Collected data entries:
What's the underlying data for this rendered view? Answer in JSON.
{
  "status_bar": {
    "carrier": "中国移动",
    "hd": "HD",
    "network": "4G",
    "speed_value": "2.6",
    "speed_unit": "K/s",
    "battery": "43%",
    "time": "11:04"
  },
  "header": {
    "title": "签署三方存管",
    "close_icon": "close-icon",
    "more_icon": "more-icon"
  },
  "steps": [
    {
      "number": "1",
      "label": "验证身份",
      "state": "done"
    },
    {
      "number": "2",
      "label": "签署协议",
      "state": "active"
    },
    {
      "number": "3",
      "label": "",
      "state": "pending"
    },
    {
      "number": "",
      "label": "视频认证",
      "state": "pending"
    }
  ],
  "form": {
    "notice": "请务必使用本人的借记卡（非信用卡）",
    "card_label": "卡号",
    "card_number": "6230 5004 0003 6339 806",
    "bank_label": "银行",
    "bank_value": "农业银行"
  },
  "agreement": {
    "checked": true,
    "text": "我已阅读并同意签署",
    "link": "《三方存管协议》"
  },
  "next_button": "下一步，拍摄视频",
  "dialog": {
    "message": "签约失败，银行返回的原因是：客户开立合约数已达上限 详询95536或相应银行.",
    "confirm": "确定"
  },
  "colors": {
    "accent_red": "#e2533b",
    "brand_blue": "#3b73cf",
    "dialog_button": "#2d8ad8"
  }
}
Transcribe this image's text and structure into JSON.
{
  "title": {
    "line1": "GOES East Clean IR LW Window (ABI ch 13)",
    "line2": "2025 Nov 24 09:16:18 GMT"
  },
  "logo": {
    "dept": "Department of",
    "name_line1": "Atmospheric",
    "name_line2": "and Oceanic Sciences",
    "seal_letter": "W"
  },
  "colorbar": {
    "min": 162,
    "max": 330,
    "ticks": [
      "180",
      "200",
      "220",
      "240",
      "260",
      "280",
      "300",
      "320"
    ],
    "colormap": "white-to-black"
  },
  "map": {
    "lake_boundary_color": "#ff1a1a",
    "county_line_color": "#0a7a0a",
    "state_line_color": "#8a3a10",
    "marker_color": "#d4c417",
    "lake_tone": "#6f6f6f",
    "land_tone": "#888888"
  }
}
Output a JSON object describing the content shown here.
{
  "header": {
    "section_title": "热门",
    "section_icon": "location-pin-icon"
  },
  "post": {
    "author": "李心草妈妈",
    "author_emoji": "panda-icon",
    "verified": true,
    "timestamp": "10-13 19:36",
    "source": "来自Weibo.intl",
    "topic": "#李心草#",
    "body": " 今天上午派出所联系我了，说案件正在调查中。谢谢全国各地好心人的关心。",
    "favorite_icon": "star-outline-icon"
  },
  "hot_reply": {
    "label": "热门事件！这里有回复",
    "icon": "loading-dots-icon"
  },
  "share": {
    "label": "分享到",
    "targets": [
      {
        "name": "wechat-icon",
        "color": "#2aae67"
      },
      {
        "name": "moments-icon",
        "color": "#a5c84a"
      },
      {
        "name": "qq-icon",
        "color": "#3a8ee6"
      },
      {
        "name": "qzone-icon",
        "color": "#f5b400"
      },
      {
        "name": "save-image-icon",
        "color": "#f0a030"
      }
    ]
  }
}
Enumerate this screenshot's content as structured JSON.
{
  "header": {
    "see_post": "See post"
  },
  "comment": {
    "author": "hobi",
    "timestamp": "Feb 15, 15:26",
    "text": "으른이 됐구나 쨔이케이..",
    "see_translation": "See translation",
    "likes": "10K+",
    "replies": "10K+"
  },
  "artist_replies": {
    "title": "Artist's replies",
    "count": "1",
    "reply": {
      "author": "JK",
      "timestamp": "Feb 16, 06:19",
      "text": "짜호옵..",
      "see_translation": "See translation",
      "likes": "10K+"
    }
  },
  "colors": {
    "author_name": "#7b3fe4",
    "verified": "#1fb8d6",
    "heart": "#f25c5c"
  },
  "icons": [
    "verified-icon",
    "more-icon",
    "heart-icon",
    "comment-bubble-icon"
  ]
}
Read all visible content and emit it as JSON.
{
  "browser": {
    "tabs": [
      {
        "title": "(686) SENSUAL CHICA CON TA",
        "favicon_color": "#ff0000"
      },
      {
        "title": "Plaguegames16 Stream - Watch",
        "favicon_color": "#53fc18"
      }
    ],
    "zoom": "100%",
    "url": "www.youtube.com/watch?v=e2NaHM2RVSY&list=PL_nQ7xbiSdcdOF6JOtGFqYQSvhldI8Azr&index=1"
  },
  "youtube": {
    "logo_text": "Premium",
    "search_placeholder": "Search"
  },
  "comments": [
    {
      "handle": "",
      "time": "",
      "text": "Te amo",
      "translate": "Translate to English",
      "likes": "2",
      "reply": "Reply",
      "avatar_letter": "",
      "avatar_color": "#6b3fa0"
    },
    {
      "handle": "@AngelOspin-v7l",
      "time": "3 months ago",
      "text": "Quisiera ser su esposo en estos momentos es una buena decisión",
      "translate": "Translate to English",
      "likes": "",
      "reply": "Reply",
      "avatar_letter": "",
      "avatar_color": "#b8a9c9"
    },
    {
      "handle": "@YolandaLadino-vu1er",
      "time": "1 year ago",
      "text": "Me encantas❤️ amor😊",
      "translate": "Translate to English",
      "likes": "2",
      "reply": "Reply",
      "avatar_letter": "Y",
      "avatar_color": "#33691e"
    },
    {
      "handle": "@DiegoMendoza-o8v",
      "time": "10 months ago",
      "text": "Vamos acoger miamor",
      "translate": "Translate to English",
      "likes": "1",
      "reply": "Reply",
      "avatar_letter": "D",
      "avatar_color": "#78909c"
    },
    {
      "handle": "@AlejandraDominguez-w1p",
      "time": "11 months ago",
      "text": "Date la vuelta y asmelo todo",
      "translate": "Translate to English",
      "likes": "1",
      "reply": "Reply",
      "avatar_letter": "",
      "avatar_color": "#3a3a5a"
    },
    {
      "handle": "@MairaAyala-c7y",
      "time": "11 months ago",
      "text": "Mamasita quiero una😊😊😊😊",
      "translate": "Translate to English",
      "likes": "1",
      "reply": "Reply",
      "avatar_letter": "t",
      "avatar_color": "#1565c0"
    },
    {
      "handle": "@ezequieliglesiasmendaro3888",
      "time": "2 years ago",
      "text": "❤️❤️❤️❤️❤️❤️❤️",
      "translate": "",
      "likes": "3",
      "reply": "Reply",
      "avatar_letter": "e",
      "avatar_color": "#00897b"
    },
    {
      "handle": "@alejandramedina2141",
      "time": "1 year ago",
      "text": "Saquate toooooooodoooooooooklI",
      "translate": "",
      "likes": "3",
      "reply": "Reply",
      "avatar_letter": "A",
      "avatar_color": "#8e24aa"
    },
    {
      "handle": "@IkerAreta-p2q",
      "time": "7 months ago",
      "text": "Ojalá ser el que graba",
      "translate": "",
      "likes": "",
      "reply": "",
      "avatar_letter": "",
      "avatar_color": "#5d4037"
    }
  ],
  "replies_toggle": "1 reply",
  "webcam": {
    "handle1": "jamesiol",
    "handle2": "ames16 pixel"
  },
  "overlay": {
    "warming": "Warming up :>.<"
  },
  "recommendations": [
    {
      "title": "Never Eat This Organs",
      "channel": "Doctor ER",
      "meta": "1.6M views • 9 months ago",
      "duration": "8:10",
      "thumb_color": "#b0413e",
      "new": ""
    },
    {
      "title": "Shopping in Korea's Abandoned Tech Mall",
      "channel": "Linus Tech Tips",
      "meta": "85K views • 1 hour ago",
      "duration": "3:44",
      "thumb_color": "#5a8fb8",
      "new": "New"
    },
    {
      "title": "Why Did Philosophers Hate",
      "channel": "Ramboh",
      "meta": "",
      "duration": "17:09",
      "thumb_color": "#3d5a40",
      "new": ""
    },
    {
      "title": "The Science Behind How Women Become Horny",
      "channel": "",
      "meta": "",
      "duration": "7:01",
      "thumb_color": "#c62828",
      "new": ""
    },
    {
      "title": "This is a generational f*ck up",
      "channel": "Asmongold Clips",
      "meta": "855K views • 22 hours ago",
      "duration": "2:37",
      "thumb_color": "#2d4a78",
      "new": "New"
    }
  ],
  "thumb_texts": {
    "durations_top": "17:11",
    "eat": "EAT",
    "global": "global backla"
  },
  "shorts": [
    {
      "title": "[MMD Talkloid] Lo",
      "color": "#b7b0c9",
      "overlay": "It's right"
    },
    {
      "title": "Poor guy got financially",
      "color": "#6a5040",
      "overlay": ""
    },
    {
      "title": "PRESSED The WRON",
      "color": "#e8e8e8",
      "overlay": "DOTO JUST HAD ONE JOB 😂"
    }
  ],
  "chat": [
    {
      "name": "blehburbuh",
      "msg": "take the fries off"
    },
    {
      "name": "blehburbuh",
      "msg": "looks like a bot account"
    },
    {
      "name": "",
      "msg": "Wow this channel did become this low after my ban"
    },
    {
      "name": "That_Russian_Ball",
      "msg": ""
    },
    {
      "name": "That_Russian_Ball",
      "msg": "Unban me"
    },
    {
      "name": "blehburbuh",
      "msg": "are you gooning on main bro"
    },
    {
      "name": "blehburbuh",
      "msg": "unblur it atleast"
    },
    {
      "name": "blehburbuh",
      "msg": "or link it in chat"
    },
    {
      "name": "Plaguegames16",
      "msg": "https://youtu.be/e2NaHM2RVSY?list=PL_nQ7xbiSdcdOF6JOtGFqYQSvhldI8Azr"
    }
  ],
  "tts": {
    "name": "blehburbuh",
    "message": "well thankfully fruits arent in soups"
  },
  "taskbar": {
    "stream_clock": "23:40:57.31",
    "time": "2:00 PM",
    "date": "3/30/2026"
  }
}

**Request:** From the listing above, copy every line that includes the word "image".

**Task solution:**
Transcribe this image's text and structure into JSON.
        "name": "save-image-icon",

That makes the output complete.